Collected data:
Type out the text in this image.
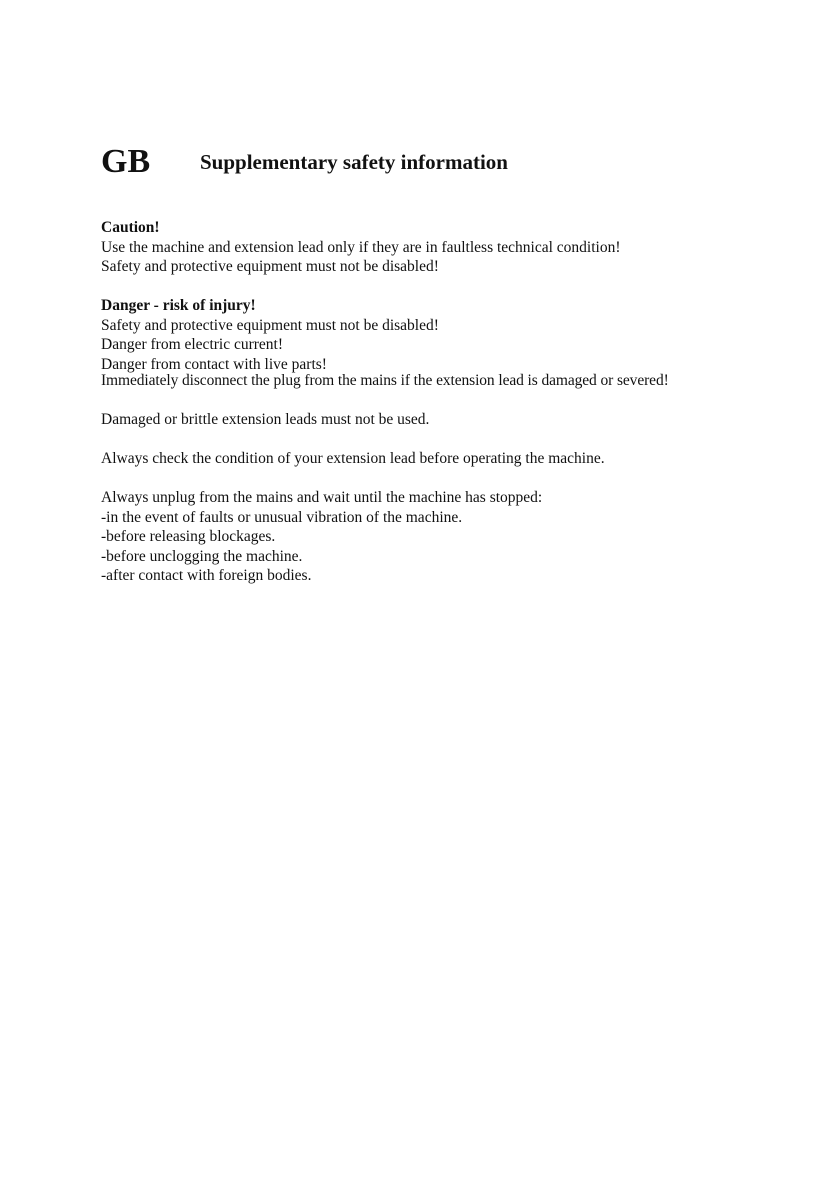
GB Supplementary safety information
Caution!
Use the machine and extension lead only if they are in faultless technical condition!
Safety and protective equipment must not be disabled!
Danger - risk of injury!
Safety and protective equipment must not be disabled!
Danger from electric current!
Danger from contact with live parts!
Immediately disconnect the plug from the mains if the extension lead is damaged or severed!
Damaged or brittle extension leads must not be used.
Always check the condition of your extension lead before operating the machine.
Always unplug from the mains and wait until the machine has stopped:
-in the event of faults or unusual vibration of the machine.
-before releasing blockages.
-before unclogging the machine.
-after contact with foreign bodies.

§ **Exercise task**
The pictures in the entries should be left out; output everything else exactly.

§ **Finished answer**
Type out the text in this image.
GB Supplementary safety information
Caution!
Use the machine and extension lead only if they are in faultless technical condition!
Safety and protective equipment must not be disabled!
Danger - risk of injury!
Safety and protective equipment must not be disabled!
Danger from electric current!
Danger from contact with live parts!
Immediately disconnect the plug from the mains if the extension lead is damaged or severed!
Damaged or brittle extension leads must not be used.
Always check the condition of your extension lead before operating the machine.
Always unplug from the mains and wait until the machine has stopped:
-in the event of faults or unusual vibration of the machine.
-before releasing blockages.
-before unclogging the machine.
-after contact with foreign bodies.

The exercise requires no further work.